*GIVEN RECORDS*
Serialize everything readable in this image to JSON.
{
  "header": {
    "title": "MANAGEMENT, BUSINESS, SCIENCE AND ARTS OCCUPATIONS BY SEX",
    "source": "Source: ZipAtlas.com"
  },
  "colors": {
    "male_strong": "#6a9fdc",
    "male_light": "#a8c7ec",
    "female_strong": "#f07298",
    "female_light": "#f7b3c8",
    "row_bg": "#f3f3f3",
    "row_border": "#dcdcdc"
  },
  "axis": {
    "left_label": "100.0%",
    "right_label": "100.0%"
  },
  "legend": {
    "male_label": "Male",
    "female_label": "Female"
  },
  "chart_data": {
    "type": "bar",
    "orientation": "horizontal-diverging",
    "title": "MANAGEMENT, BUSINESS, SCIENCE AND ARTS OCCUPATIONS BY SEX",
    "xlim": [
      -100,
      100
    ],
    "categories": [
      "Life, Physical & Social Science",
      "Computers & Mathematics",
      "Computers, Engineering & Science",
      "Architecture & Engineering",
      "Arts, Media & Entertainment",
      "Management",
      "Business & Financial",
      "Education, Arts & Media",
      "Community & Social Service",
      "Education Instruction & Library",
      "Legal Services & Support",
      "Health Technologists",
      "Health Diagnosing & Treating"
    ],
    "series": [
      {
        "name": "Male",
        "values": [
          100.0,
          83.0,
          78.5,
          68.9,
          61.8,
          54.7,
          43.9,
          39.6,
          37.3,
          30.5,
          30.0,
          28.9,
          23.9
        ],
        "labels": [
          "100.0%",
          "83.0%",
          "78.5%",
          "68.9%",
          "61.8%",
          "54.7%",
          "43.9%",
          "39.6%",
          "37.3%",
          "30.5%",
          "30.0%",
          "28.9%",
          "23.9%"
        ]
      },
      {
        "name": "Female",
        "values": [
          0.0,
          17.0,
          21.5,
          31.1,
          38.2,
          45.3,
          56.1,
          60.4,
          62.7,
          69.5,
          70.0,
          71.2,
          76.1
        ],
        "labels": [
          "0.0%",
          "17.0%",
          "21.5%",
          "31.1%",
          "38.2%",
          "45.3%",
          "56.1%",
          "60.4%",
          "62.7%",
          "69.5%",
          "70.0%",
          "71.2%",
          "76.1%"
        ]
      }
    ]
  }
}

*WRITTEN TASK*
Every record shown above should be written out again exactly.

*WORKED ANSWER*
Serialize everything readable in this image to JSON.
{
  "header": {
    "title": "MANAGEMENT, BUSINESS, SCIENCE AND ARTS OCCUPATIONS BY SEX",
    "source": "Source: ZipAtlas.com"
  },
  "colors": {
    "male_strong": "#6a9fdc",
    "male_light": "#a8c7ec",
    "female_strong": "#f07298",
    "female_light": "#f7b3c8",
    "row_bg": "#f3f3f3",
    "row_border": "#dcdcdc"
  },
  "axis": {
    "left_label": "100.0%",
    "right_label": "100.0%"
  },
  "legend": {
    "male_label": "Male",
    "female_label": "Female"
  },
  "chart_data": {
    "type": "bar",
    "orientation": "horizontal-diverging",
    "title": "MANAGEMENT, BUSINESS, SCIENCE AND ARTS OCCUPATIONS BY SEX",
    "xlim": [
      -100,
      100
    ],
    "categories": [
      "Life, Physical & Social Science",
      "Computers & Mathematics",
      "Computers, Engineering & Science",
      "Architecture & Engineering",
      "Arts, Media & Entertainment",
      "Management",
      "Business & Financial",
      "Education, Arts & Media",
      "Community & Social Service",
      "Education Instruction & Library",
      "Legal Services & Support",
      "Health Technologists",
      "Health Diagnosing & Treating"
    ],
    "series": [
      {
        "name": "Male",
        "values": [
          100.0,
          83.0,
          78.5,
          68.9,
          61.8,
          54.7,
          43.9,
          39.6,
          37.3,
          30.5,
          30.0,
          28.9,
          23.9
        ],
        "labels": [
          "100.0%",
          "83.0%",
          "78.5%",
          "68.9%",
          "61.8%",
          "54.7%",
          "43.9%",
          "39.6%",
          "37.3%",
          "30.5%",
          "30.0%",
          "28.9%",
          "23.9%"
        ]
      },
      {
        "name": "Female",
        "values": [
          0.0,
          17.0,
          21.5,
          31.1,
          38.2,
          45.3,
          56.1,
          60.4,
          62.7,
          69.5,
          70.0,
          71.2,
          76.1
        ],
        "labels": [
          "0.0%",
          "17.0%",
          "21.5%",
          "31.1%",
          "38.2%",
          "45.3%",
          "56.1%",
          "60.4%",
          "62.7%",
          "69.5%",
          "70.0%",
          "71.2%",
          "76.1%"
        ]
      }
    ]
  }
}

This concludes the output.